§ **STATED GOAL**:
Locate every line below that contains the word "YOULDEN" and copy it.

§ **TASK INPUTS**:
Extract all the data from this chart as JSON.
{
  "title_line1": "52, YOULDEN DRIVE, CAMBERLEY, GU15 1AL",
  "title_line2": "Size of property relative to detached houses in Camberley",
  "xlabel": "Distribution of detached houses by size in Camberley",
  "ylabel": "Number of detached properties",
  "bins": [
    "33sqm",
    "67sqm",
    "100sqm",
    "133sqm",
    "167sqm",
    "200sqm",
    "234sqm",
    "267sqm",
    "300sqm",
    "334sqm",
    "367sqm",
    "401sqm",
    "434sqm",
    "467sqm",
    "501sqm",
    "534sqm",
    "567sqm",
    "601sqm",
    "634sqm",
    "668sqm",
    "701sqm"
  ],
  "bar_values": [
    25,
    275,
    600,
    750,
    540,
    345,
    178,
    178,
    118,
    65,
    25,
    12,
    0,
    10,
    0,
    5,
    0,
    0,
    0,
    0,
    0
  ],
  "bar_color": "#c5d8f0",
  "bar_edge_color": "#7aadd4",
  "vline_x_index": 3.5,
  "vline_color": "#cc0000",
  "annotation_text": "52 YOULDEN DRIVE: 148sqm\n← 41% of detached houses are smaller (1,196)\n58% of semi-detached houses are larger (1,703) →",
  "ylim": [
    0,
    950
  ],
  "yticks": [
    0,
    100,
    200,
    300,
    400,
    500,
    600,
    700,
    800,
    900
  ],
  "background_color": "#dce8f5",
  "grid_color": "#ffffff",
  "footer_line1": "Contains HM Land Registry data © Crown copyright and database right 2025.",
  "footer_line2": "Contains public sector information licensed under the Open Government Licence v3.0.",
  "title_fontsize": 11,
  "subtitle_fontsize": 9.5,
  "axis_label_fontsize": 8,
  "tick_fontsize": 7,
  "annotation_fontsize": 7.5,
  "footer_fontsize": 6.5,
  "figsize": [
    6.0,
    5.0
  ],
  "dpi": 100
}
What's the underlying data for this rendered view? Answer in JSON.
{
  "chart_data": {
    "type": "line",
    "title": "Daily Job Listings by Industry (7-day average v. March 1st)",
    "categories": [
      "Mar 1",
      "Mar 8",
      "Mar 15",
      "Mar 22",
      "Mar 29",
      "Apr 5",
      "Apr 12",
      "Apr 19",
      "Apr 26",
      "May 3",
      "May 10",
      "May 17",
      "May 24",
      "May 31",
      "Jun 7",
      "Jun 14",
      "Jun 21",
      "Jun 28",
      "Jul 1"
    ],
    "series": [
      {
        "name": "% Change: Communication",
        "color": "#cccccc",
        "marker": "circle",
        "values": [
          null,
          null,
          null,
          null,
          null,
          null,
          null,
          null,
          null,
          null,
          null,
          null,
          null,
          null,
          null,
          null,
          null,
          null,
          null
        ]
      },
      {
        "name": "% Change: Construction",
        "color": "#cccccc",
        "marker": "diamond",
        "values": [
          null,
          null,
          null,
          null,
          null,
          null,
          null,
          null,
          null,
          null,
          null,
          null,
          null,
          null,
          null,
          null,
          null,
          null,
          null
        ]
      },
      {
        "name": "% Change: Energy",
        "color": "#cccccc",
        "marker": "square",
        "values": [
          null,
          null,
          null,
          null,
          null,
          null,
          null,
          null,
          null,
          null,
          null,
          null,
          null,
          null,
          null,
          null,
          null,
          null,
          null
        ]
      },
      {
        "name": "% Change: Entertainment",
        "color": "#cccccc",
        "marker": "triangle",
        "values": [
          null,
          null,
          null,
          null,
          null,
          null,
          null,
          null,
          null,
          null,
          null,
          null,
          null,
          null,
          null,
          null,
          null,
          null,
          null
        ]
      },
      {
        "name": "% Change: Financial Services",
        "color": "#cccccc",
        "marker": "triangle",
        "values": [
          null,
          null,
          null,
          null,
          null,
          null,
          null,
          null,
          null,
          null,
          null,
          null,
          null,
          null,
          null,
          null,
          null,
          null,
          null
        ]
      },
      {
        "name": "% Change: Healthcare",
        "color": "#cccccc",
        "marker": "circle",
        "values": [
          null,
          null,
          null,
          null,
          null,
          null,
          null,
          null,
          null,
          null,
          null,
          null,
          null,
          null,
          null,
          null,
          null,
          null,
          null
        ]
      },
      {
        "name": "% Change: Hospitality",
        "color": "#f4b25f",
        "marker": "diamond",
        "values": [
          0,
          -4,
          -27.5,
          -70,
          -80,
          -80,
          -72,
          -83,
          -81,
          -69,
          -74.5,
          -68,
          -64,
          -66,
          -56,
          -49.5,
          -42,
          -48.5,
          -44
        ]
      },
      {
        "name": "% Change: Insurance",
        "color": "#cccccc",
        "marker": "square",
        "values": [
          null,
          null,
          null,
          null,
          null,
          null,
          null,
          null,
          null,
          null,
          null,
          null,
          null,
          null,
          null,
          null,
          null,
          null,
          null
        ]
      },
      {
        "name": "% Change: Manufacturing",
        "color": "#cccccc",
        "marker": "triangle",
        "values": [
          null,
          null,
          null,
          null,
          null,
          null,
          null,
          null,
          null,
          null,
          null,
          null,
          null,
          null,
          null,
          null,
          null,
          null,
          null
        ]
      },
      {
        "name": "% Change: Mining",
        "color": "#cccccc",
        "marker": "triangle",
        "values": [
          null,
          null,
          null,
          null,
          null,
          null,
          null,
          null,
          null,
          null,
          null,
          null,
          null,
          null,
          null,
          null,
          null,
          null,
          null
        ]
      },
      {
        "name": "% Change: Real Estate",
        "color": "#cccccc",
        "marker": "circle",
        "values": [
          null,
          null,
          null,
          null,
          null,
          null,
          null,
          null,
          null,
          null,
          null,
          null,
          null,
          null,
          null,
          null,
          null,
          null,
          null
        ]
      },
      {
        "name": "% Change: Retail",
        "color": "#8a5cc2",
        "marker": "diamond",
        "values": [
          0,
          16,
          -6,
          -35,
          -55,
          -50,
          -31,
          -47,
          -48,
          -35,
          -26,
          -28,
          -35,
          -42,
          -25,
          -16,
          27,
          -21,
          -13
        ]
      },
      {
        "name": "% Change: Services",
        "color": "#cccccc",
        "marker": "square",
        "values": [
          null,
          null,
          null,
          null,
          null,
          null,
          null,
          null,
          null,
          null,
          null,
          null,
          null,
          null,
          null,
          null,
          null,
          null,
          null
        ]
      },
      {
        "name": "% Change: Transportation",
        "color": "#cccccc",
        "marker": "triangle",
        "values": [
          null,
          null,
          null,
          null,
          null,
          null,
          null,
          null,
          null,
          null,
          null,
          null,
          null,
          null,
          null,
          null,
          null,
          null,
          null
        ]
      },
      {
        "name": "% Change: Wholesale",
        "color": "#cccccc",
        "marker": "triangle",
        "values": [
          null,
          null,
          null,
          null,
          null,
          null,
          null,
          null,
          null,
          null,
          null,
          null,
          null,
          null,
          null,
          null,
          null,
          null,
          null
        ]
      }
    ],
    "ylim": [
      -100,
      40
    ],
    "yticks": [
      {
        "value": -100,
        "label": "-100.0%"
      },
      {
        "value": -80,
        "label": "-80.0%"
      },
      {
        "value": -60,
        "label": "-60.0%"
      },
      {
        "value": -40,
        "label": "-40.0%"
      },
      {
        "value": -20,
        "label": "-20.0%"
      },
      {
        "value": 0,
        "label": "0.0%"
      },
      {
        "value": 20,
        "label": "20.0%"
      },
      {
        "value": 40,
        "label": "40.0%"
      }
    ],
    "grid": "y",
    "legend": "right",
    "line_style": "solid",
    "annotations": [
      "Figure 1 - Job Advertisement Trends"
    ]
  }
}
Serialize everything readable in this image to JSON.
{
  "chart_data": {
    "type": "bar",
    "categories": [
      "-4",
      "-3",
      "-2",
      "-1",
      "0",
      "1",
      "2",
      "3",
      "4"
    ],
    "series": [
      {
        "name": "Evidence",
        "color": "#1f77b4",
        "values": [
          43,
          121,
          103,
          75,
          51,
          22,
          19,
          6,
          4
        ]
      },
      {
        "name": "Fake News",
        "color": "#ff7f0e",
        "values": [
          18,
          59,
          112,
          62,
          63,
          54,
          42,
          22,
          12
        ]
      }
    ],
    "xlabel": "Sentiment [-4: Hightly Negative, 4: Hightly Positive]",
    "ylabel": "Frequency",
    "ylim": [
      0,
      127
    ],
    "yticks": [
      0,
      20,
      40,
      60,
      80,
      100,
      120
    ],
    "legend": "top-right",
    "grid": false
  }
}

§ **WRITTEN ANSWER**:
  "title_line1": "52, YOULDEN DRIVE, CAMBERLEY, GU15 1AL",
  "annotation_text": "52 YOULDEN DRIVE: 148sqm\n← 41% of detached houses are smaller (1,196)\n58% of semi-detached houses are larger (1,703) →",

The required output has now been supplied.